What needs to be done => Filter for the word "Earth" and keep each matching line.

Exercise material =>

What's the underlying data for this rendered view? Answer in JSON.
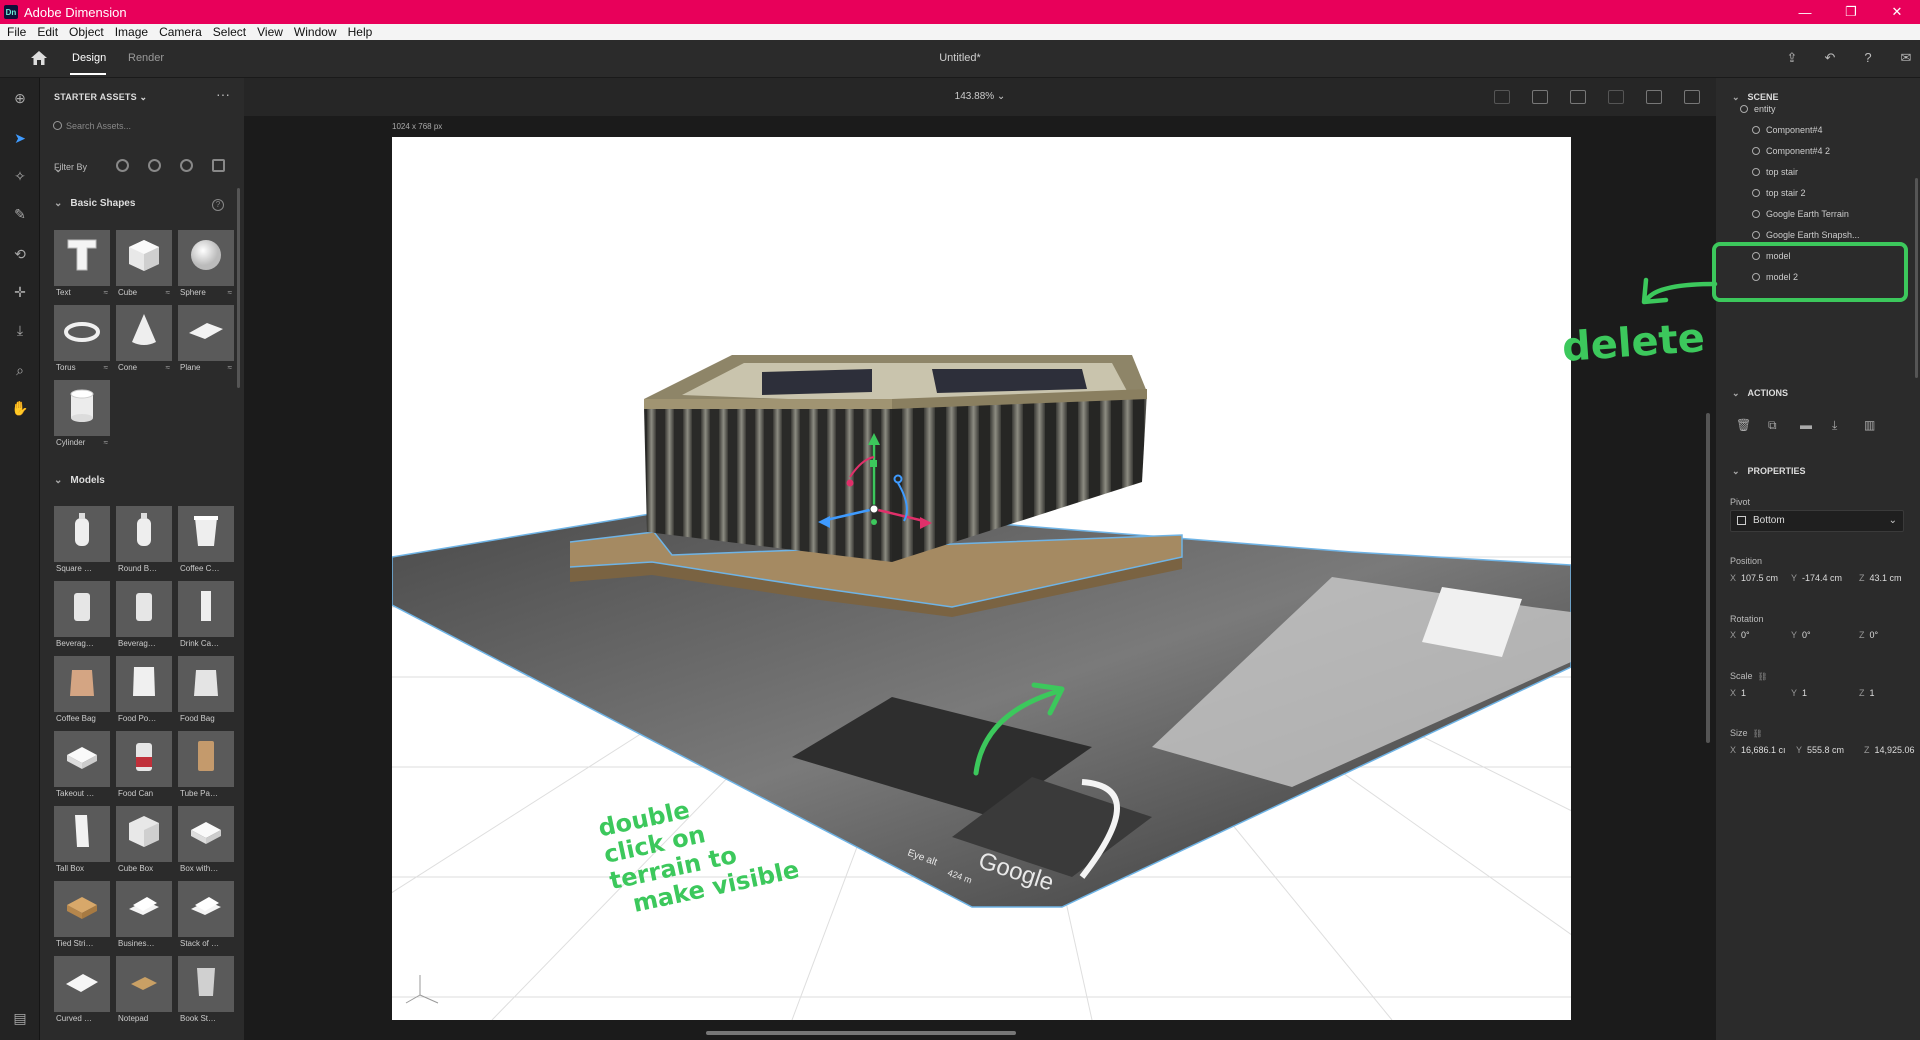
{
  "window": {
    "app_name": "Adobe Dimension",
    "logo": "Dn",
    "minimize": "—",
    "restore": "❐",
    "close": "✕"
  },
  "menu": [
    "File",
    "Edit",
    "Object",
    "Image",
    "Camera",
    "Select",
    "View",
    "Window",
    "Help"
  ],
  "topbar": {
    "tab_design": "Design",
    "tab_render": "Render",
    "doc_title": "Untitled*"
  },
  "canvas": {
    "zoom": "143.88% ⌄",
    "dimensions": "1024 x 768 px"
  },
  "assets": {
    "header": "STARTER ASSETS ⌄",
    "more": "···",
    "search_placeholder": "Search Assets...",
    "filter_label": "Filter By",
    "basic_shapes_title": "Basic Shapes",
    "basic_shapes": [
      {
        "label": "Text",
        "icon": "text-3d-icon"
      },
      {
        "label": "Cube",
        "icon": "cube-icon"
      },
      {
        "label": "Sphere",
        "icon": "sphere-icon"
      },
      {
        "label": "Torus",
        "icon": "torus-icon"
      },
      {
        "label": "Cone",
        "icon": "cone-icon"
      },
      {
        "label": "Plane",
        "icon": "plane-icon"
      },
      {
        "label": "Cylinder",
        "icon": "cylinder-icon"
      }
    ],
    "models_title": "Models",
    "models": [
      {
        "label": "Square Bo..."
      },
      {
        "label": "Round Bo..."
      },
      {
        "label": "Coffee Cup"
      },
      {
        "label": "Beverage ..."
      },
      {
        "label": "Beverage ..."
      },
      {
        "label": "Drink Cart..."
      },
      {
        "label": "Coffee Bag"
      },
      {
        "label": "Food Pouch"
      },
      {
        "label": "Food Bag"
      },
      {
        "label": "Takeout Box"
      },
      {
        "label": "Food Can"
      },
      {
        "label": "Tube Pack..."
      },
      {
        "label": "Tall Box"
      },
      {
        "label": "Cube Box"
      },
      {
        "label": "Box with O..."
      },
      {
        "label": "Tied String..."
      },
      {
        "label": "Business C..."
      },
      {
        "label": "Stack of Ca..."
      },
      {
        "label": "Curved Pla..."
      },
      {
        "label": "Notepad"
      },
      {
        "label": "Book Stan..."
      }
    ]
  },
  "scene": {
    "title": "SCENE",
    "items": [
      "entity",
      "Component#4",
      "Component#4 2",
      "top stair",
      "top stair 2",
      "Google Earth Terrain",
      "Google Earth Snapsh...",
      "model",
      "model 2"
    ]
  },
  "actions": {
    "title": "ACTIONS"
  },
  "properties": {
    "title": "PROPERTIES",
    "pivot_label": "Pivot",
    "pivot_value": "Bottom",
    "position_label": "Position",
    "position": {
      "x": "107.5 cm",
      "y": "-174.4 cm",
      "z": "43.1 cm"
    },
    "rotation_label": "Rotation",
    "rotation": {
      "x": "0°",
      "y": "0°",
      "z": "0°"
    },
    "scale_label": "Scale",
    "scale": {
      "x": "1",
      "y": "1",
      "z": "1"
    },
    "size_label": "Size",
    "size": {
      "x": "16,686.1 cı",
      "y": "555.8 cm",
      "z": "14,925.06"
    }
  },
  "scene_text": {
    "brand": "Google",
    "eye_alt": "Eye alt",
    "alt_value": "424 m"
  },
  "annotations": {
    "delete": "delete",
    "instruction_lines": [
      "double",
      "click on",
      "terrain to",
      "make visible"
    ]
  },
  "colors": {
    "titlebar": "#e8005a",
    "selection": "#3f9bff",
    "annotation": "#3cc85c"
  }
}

Answer in full =>
      "Google Earth Terrain",
      "Google Earth Snapsh...",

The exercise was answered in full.